• Written request A
Before the profile of Lynda Rutledge and the listing below, decide whether each statement agrees with the profile. Answer yes or no for each, and quote the deciding words.
(i) Rutledge started her Air Force career as a mathematician at Eglin Air Force Base.
(ii) Rutledge was first hired at Eglin as a program manager.
(iii) After college, Rutledge lived in Colombia for two years.
-- BEGIN Document section --
PEO for mobility and training aircraft shares perspective on life and career

  • Published
  • By Brian Brackens
  • Air Force Life Cycle Management Center Public Affairs
WRIGHT-PATTERSON AIR FORCE BASE, Ohio – When Lynda Rutledge began her Air Force career in 1989 as a mathematician at Eglin Air Force Base, her goal was to work for a couple of years and leave for the private sector.

However, she soon fell in love with the challenge and impact of her work, and 30 years later she’s still serving the Air Force.

In her current role as the Program Executive Officer for the Air Force Life Cycle Management Center’s Mobility and Training Aircraft Directorate, Rutledge is responsible for acquiring, updating, modernizing and sustaining the Air Force’s mobility and training aircraft fleet, to include the C-5, C-17, C-130, T-38, T-6, T-7A, E-9 and U.S. Air Force Academy training aircraft.

A seasoned acquisition leader, she is the recipient of the 2019 Presidential Rank Award in the Meritorious Executive category.

During a recent interview, Rutledge shared her perspective on a variety of topics.
 
Q:  Congratulations on receiving the 2019 Presidential Rank Award. How does it feel to receive it?
Rutledge: Thank you. It was a nice surprise and I’m very honored. However, when I read the things I was recognized for, my first thought was that I hadn’t done much of the work. My teams did it all, so I give them the credit. My job is just to support them, and try to give them what they need to meet their mission.

Q: You have a very interesting background, I was looking at your bio and it says you’re a mathematician. Why did you start working for the Air Force?
Rutledge: After college, I moved down to South America and lived in Colombia for two years. Afterwards I came back home to the Fort Walton Beach area and enrolled in the University of Florida for a master’s degree in Systems Engineering.
One of the guys in the engineering program mentioned that Eglin Air Force Base was hiring, and even though I originally wanted to get my degree and leave the city, I reluctantly applied and was hired as a computer scientist, where I did data analysis and wrote software that supported the test missions on base.

My first program office experience was with the Joint Air-to-Surface Standoff Missile (JASSM) Program Office [at Eglin] where I was part of the team that got JASSM awarded and off and running.

After we had JASSM awarded there was a program coming out of the Air Force Research Laboratory called Small Smart Bomb. I was asked to be the program manager to transition it from the lab.

Q: Did you know then that you wanted to be a Program Executive Officer (PEO)?
Rutledge: I did. I saw what the PEO did, what their job was, and that they got to interface with all of the programs.
At that point I was six years out of college. I had six years under my belt where I was exposed to program office PEO structure. I just thought being a PEO would be fun, and it is, I was right.

Q: If you were sitting down to mentor a young employee what would you say?
Rutledge: It depends. It depends on what they want. What I tell them is don’t always worry about the next step. Pick a really good job and enjoy what you are doing and appreciate what you are doing today and just do your best at it and the rest will take care of itself.
-- END Document section --
• Written request B
Retype the stretch of the listing from its first line through the line containing "field — [497, 27, 713, 232]", with both ends included.
-- BEGIN Extracted information --
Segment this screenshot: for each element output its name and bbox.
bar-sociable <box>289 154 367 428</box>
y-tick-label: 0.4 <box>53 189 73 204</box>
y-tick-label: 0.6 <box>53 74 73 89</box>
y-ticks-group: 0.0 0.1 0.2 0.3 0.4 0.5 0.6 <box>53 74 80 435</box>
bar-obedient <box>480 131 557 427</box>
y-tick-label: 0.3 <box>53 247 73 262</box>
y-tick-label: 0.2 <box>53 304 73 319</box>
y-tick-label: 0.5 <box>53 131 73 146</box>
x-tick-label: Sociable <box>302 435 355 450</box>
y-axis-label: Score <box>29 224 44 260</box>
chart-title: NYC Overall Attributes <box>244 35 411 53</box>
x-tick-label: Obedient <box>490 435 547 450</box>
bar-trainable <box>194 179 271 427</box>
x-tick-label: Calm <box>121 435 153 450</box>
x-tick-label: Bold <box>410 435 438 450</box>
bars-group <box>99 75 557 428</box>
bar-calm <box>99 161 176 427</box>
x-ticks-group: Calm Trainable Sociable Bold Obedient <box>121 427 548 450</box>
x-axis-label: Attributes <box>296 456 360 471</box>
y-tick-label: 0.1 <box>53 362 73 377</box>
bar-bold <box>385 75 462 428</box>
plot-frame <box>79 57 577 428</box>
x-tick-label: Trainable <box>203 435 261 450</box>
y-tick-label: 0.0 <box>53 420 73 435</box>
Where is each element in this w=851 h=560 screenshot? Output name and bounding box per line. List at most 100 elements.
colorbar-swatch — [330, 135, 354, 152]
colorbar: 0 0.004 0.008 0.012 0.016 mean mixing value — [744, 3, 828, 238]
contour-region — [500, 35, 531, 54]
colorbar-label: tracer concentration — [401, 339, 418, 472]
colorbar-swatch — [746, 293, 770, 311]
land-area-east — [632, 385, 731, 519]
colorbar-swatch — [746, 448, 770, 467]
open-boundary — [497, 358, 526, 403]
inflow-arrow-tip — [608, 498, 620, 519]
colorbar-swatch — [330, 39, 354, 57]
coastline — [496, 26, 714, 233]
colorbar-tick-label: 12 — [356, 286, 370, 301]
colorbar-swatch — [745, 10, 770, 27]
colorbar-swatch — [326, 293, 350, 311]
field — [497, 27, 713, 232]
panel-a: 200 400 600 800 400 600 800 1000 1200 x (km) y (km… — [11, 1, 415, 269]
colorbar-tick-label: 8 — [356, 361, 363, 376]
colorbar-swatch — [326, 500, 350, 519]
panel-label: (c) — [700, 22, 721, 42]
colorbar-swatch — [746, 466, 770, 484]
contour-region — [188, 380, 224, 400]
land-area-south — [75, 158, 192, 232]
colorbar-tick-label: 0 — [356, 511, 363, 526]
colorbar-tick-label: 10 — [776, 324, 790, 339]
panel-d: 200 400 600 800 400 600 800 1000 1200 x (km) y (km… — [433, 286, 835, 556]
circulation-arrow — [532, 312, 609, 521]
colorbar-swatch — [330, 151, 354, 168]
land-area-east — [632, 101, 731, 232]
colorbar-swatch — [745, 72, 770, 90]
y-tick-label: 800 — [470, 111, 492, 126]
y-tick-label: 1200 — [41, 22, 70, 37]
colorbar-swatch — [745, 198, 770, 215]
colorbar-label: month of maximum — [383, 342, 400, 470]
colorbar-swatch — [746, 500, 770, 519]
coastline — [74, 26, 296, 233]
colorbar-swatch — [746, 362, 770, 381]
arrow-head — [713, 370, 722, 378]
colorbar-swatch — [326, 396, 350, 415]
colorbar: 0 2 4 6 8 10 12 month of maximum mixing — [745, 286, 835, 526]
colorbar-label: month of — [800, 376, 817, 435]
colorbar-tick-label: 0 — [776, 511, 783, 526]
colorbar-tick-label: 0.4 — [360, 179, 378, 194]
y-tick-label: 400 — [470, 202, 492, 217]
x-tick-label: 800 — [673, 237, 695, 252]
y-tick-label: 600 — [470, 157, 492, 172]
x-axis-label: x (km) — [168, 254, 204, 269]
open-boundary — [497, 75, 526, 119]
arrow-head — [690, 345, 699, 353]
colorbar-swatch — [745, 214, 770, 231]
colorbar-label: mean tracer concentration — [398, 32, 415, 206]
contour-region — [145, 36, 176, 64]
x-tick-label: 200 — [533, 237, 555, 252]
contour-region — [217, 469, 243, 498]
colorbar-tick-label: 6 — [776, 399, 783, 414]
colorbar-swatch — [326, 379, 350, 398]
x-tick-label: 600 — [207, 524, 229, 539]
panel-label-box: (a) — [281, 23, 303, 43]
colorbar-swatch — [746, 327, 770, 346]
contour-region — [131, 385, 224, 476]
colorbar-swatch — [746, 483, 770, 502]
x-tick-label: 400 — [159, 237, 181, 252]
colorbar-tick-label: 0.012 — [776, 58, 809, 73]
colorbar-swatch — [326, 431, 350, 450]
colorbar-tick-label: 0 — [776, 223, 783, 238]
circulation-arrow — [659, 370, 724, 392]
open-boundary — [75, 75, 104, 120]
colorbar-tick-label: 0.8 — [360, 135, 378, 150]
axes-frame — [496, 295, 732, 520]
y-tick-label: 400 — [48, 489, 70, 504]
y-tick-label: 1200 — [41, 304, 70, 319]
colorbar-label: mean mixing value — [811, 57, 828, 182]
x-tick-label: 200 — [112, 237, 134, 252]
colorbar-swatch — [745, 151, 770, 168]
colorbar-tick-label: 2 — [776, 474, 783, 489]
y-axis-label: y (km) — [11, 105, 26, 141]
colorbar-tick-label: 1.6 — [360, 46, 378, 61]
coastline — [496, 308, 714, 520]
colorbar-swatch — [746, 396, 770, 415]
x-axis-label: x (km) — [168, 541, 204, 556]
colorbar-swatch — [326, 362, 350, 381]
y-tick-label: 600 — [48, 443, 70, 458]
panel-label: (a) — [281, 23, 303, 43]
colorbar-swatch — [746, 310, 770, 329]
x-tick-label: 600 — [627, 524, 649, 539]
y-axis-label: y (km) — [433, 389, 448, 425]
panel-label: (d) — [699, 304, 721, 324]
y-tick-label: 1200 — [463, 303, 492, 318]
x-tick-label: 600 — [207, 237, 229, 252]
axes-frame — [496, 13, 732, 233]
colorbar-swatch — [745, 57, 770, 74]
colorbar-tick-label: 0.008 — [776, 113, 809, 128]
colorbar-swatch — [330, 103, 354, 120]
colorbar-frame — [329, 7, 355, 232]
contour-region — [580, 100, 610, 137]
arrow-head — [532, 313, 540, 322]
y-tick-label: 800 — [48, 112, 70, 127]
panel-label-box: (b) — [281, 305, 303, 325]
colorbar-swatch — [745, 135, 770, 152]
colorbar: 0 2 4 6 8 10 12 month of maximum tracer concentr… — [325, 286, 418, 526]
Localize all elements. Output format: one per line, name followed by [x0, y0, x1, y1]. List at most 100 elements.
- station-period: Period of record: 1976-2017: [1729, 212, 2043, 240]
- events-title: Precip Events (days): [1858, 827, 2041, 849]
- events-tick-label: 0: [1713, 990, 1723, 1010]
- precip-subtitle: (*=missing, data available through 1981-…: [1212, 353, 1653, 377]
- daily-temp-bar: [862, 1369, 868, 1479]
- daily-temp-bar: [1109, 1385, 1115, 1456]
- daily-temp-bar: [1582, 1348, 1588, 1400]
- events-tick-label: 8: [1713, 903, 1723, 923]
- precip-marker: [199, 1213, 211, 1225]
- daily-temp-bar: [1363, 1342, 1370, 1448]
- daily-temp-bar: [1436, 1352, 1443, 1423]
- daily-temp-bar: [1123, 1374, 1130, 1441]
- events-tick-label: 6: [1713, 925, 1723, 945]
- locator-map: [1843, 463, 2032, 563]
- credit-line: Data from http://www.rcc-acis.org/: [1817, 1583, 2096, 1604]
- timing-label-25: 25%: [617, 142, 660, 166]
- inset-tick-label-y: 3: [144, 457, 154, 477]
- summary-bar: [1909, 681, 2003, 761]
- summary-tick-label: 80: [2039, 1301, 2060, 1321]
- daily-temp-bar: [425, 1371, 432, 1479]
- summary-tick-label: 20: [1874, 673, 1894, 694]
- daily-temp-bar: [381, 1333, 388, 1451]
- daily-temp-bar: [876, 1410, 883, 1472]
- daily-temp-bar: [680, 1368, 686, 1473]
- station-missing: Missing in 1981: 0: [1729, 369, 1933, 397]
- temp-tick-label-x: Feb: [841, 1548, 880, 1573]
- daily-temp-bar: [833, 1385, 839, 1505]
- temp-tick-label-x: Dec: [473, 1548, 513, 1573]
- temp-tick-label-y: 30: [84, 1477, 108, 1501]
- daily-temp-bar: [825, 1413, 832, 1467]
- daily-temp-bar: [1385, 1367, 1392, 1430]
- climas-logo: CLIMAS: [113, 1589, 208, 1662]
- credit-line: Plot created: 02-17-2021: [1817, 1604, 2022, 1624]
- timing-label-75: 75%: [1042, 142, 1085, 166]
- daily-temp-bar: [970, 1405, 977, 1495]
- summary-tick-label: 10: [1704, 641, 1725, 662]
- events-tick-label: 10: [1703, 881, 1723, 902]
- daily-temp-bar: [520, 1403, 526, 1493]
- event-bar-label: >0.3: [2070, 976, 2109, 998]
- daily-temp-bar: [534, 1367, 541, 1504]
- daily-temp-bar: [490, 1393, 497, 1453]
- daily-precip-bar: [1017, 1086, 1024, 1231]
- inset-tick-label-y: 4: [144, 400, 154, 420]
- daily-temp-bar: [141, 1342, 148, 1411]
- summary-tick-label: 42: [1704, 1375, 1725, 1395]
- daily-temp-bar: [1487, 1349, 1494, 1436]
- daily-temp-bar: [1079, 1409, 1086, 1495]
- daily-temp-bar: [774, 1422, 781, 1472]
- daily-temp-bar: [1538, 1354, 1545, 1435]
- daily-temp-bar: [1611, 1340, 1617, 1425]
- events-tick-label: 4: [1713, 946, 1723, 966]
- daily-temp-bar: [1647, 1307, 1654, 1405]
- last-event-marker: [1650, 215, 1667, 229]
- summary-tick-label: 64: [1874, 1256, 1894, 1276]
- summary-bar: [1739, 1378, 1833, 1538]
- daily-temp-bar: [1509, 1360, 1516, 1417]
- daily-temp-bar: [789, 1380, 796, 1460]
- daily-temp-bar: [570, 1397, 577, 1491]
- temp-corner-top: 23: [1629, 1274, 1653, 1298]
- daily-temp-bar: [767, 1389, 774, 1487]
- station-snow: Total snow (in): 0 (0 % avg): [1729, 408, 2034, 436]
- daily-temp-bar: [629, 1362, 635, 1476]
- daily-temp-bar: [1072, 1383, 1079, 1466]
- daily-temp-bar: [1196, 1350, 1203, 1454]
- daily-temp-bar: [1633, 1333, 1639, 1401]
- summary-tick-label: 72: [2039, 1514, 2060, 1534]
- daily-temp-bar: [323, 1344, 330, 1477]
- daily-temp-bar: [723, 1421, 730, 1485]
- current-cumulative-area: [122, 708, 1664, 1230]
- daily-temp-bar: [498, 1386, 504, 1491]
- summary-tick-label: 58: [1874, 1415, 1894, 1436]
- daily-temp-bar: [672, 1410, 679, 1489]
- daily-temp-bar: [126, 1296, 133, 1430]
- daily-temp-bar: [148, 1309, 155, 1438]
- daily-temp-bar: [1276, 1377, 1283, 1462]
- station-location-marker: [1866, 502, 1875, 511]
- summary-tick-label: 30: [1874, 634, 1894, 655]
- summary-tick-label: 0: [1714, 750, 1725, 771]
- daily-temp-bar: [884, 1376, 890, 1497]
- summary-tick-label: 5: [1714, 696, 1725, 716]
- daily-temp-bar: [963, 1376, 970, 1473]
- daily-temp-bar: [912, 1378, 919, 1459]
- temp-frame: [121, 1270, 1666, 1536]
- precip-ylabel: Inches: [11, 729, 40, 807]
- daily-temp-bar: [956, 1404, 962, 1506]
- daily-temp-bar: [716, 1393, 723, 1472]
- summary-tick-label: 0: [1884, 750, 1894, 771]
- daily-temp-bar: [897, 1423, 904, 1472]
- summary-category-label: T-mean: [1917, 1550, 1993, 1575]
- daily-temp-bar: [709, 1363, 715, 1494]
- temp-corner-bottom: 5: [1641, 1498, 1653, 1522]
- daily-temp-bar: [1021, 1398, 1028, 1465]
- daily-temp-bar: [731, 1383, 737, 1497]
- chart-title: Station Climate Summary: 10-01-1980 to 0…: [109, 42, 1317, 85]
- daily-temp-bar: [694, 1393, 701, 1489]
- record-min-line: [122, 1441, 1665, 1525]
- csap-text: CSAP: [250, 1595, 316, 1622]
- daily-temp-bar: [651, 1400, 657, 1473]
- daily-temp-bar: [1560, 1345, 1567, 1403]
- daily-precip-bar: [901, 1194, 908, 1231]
-- END Extracted information --
• Full solution A
(i) Yes: "began her Air Force career in 1989 as a mathematician at Eglin Air Force Base"
(ii) No: "was hired as a computer scientist"
(iii) Yes: "After college, I moved down to South America and lived in Colombia for two years."

• Full solution B
Segment this screenshot: for each element output its name and bbox.
bar-sociable <box>289 154 367 428</box>
y-tick-label: 0.4 <box>53 189 73 204</box>
y-tick-label: 0.6 <box>53 74 73 89</box>
y-ticks-group: 0.0 0.1 0.2 0.3 0.4 0.5 0.6 <box>53 74 80 435</box>
bar-obedient <box>480 131 557 427</box>
y-tick-label: 0.3 <box>53 247 73 262</box>
y-tick-label: 0.2 <box>53 304 73 319</box>
y-tick-label: 0.5 <box>53 131 73 146</box>
x-tick-label: Sociable <box>302 435 355 450</box>
y-axis-label: Score <box>29 224 44 260</box>
chart-title: NYC Overall Attributes <box>244 35 411 53</box>
x-tick-label: Obedient <box>490 435 547 450</box>
bar-trainable <box>194 179 271 427</box>
x-tick-label: Calm <box>121 435 153 450</box>
x-tick-label: Bold <box>410 435 438 450</box>
bars-group <box>99 75 557 428</box>
bar-calm <box>99 161 176 427</box>
x-ticks-group: Calm Trainable Sociable Bold Obedient <box>121 427 548 450</box>
x-axis-label: Attributes <box>296 456 360 471</box>
y-tick-label: 0.1 <box>53 362 73 377</box>
bar-bold <box>385 75 462 428</box>
plot-frame <box>79 57 577 428</box>
x-tick-label: Trainable <box>203 435 261 450</box>
y-tick-label: 0.0 <box>53 420 73 435</box>
Where is each element in this w=851 h=560 screenshot? Output name and bounding box per line. List at most 100 elements.
colorbar-swatch — [330, 135, 354, 152]
colorbar: 0 0.004 0.008 0.012 0.016 mean mixing value — [744, 3, 828, 238]
contour-region — [500, 35, 531, 54]
colorbar-label: tracer concentration — [401, 339, 418, 472]
colorbar-swatch — [746, 293, 770, 311]
land-area-east — [632, 385, 731, 519]
colorbar-swatch — [746, 448, 770, 467]
open-boundary — [497, 358, 526, 403]
inflow-arrow-tip — [608, 498, 620, 519]
colorbar-swatch — [330, 39, 354, 57]
coastline — [496, 26, 714, 233]
colorbar-tick-label: 12 — [356, 286, 370, 301]
colorbar-swatch — [745, 10, 770, 27]
colorbar-swatch — [326, 293, 350, 311]
field — [497, 27, 713, 232]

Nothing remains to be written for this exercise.